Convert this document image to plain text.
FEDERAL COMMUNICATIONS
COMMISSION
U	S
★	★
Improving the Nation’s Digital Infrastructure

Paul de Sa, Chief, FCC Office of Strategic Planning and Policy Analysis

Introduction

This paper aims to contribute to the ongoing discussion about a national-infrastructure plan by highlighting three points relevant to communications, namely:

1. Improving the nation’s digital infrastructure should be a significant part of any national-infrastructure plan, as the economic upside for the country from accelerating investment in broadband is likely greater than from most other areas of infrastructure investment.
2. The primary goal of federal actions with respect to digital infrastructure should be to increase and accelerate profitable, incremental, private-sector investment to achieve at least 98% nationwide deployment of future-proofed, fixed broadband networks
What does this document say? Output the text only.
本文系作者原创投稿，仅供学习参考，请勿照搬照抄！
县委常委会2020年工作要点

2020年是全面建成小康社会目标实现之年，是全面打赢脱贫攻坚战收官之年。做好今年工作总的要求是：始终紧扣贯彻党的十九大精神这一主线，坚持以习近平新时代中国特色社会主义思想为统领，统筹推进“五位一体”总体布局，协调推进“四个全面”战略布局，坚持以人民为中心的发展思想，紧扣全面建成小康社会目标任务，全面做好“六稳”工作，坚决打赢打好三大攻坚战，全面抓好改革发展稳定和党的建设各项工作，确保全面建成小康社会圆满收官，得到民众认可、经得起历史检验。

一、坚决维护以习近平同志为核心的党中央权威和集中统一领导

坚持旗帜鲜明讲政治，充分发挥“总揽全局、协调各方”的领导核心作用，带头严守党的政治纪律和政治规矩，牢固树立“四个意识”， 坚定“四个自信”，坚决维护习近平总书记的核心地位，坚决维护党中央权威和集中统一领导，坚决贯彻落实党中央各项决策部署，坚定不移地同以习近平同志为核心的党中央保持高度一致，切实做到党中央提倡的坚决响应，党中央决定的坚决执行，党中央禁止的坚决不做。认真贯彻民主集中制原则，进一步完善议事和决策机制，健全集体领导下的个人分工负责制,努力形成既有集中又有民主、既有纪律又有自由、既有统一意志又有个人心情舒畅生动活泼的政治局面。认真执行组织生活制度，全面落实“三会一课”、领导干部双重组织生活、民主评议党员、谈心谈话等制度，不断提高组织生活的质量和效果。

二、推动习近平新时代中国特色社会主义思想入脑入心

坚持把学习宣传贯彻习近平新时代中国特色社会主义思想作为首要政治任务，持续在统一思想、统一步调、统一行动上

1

-*-

Copy out all of the records shown above exactly.

Convert this document image to plain text.
FEDERAL COMMUNICATIONS
COMMISSION
U	S
★	★
Improving the Nation’s Digital Infrastructure

Paul de Sa, Chief, FCC Office of Strategic Planning and Policy Analysis

Introduction

This paper aims to contribute to the ongoing discussion about a national-infrastructure plan by highlighting three points relevant to communications, namely:

1. Improving the nation’s digital infrastructure should be a significant part of any national-infrastructure plan, as the economic upside for the country from accelerating investment in broadband is likely greater than from most other areas of infrastructure investment.
2. The primary goal of federal actions with respect to digital infrastructure should be to increase and accelerate profitable, incremental, private-sector investment to achieve at least 98% nationwide deployment of future-proofed, fixed broadband networks
What does this document say? Output the text only.
本文系作者原创投稿，仅供学习参考，请勿照搬照抄！
县委常委会2020年工作要点

2020年是全面建成小康社会目标实现之年，是全面打赢脱贫攻坚战收官之年。做好今年工作总的要求是：始终紧扣贯彻党的十九大精神这一主线，坚持以习近平新时代中国特色社会主义思想为统领，统筹推进“五位一体”总体布局，协调推进“四个全面”战略布局，坚持以人民为中心的发展思想，紧扣全面建成小康社会目标任务，全面做好“六稳”工作，坚决打赢打好三大攻坚战，全面抓好改革发展稳定和党的建设各项工作，确保全面建成小康社会圆满收官，得到民众认可、经得起历史检验。

一、坚决维护以习近平同志为核心的党中央权威和集中统一领导

坚持旗帜鲜明讲政治，充分发挥“总揽全局、协调各方”的领导核心作用，带头严守党的政治纪律和政治规矩，牢固树立“四个意识”， 坚定“四个自信”，坚决维护习近平总书记的核心地位，坚决维护党中央权威和集中统一领导，坚决贯彻落实党中央各项决策部署，坚定不移地同以习近平同志为核心的党中央保持高度一致，切实做到党中央提倡的坚决响应，党中央决定的坚决执行，党中央禁止的坚决不做。认真贯彻民主集中制原则，进一步完善议事和决策机制，健全集体领导下的个人分工负责制,努力形成既有集中又有民主、既有纪律又有自由、既有统一意志又有个人心情舒畅生动活泼的政治局面。认真执行组织生活制度，全面落实“三会一课”、领导干部双重组织生活、民主评议党员、谈心谈话等制度，不断提高组织生活的质量和效果。

二、推动习近平新时代中国特色社会主义思想入脑入心

坚持把学习宣传贯彻习近平新时代中国特色社会主义思想作为首要政治任务，持续在统一思想、统一步调、统一行动上

1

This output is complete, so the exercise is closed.